-- start of MATERIAL PROVIDED --

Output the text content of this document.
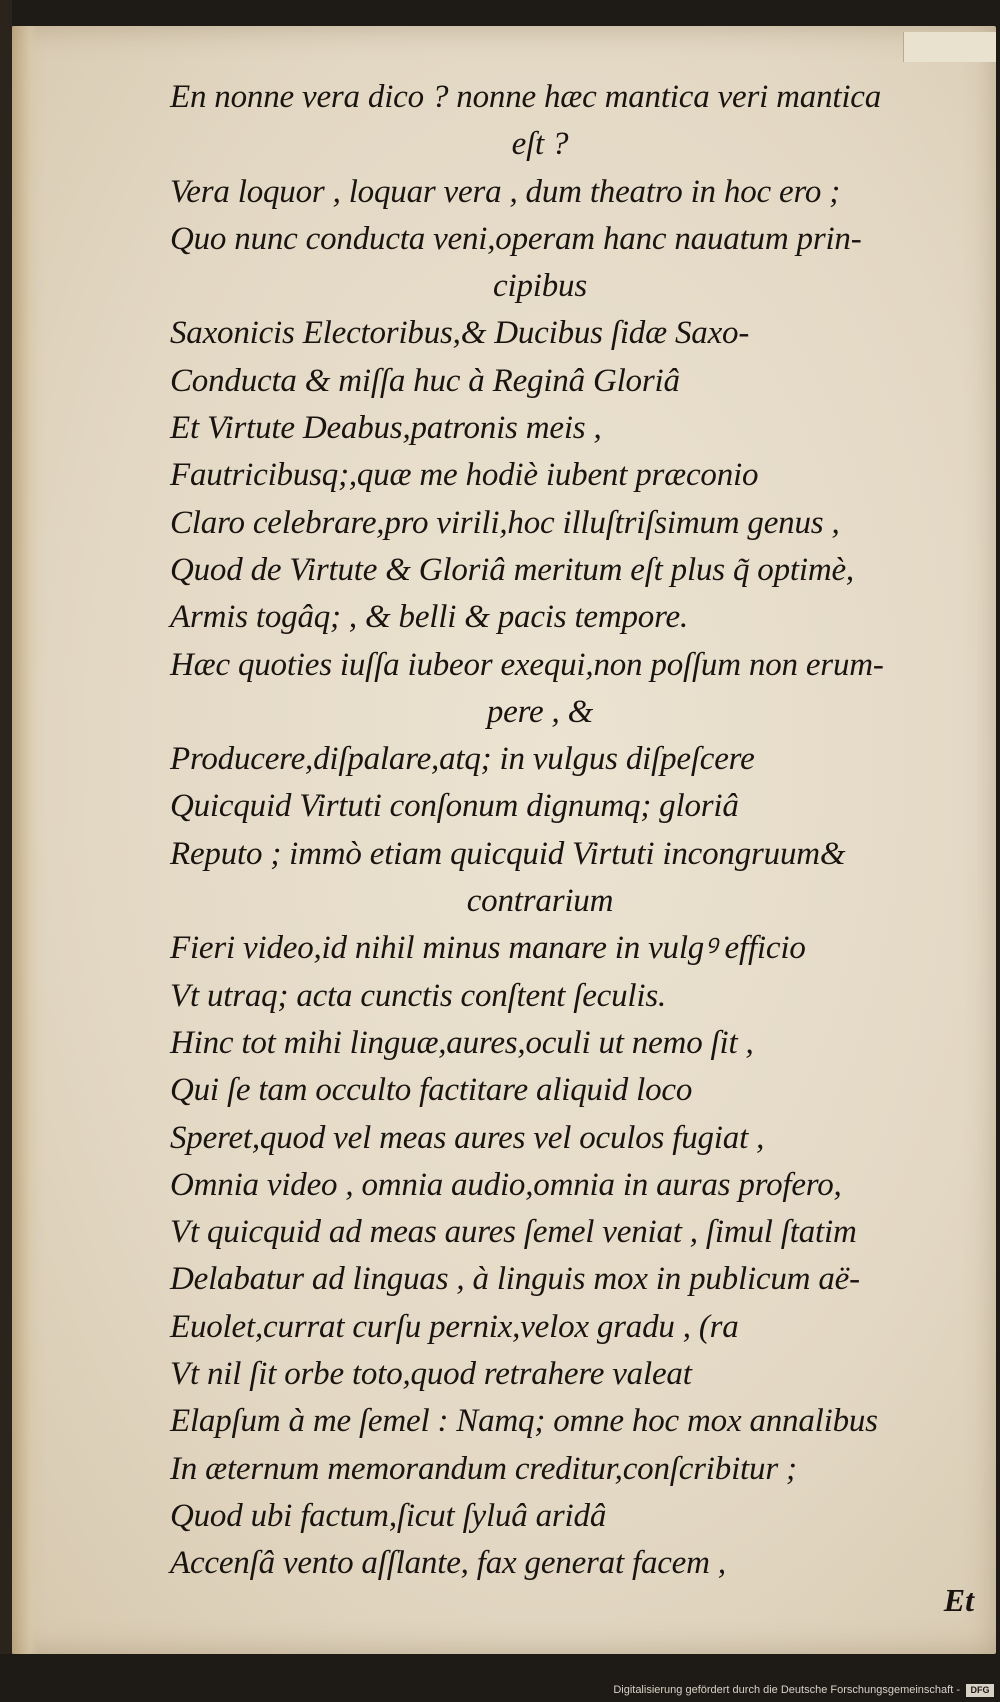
En nonne vera dico ? nonne hæc mantica veri mantica
eſt ?
Vera loquor , loquar vera , dum theatro in hoc ero ;
Quo nunc conducta veni,operam hanc nauatum prin-
cipibus
Saxonicis Electoribus,& Ducibus ſidæ Saxo-
Conducta & miſſa huc à Reginâ Gloriâ
Et Virtute Deabus,patronis meis ,
Fautricibusq;,quæ me hodiè iubent præconio
Claro celebrare,pro virili,hoc illuſtriſsimum genus ,
Quod de Virtute & Gloriâ meritum eſt plus q̃ optimè,
Armis togâq; , & belli & pacis tempore.
Hæc quoties iuſſa iubeor exequi,non poſſum non erum-
pere , &
Producere,diſpalare,atq; in vulgus diſpeſcere
Quicquid Virtuti conſonum dignumq; gloriâ
Reputo ; immò etiam quicquid Virtuti incongruum&
contrarium
Fieri video,id nihil minus manare in vulgꝰ efficio
Vt utraq; acta cunctis conſtent ſeculis.
Hinc tot mihi linguæ,aures,oculi ut nemo ſit ,
Qui ſe tam occulto factitare aliquid loco
Speret,quod vel meas aures vel oculos fugiat ,
Omnia video , omnia audio,omnia in auras profero,
Vt quicquid ad meas aures ſemel veniat , ſimul ſtatim
Delabatur ad linguas , à linguis mox in publicum aë-
Euolet,currat curſu pernix,velox gradu , (ra
Vt nil ſit orbe toto,quod retrahere valeat
Elapſum à me ſemel : Namq; omne hoc mox annalibus
In æternum memorandum creditur,conſcribitur ;
Quod ubi factum,ſicut ſyluâ aridâ
Accenſâ vento aſſlante, fax generat facem ,
Et
Digitalisierung gefördert durch die Deutsche Forschungsgemeinschaft -	DFG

-- end of MATERIAL PROVIDED --

* **SHORT EXERCISE**: Print every entry exactly as written, without the pictures.

* **OUTPUT FOR THIS TASK**:
Output the text content of this document.
En nonne vera dico ? nonne hæc mantica veri mantica
eſt ?
Vera loquor , loquar vera , dum theatro in hoc ero ;
Quo nunc conducta veni,operam hanc nauatum prin-
cipibus
Saxonicis Electoribus,& Ducibus ſidæ Saxo-
Conducta & miſſa huc à Reginâ Gloriâ
Et Virtute Deabus,patronis meis ,
Fautricibusq;,quæ me hodiè iubent præconio
Claro celebrare,pro virili,hoc illuſtriſsimum genus ,
Quod de Virtute & Gloriâ meritum eſt plus q̃ optimè,
Armis togâq; , & belli & pacis tempore.
Hæc quoties iuſſa iubeor exequi,non poſſum non erum-
pere , &
Producere,diſpalare,atq; in vulgus diſpeſcere
Quicquid Virtuti conſonum dignumq; gloriâ
Reputo ; immò etiam quicquid Virtuti incongruum&
contrarium
Fieri video,id nihil minus manare in vulgꝰ efficio
Vt utraq; acta cunctis conſtent ſeculis.
Hinc tot mihi linguæ,aures,oculi ut nemo ſit ,
Qui ſe tam occulto factitare aliquid loco
Speret,quod vel meas aures vel oculos fugiat ,
Omnia video , omnia audio,omnia in auras profero,
Vt quicquid ad meas aures ſemel veniat , ſimul ſtatim
Delabatur ad linguas , à linguis mox in publicum aë-
Euolet,currat curſu pernix,velox gradu , (ra
Vt nil ſit orbe toto,quod retrahere valeat
Elapſum à me ſemel : Namq; omne hoc mox annalibus
In æternum memorandum creditur,conſcribitur ;
Quod ubi factum,ſicut ſyluâ aridâ
Accenſâ vento aſſlante, fax generat facem ,
Et
Digitalisierung gefördert durch die Deutsche Forschungsgemeinschaft -	DFG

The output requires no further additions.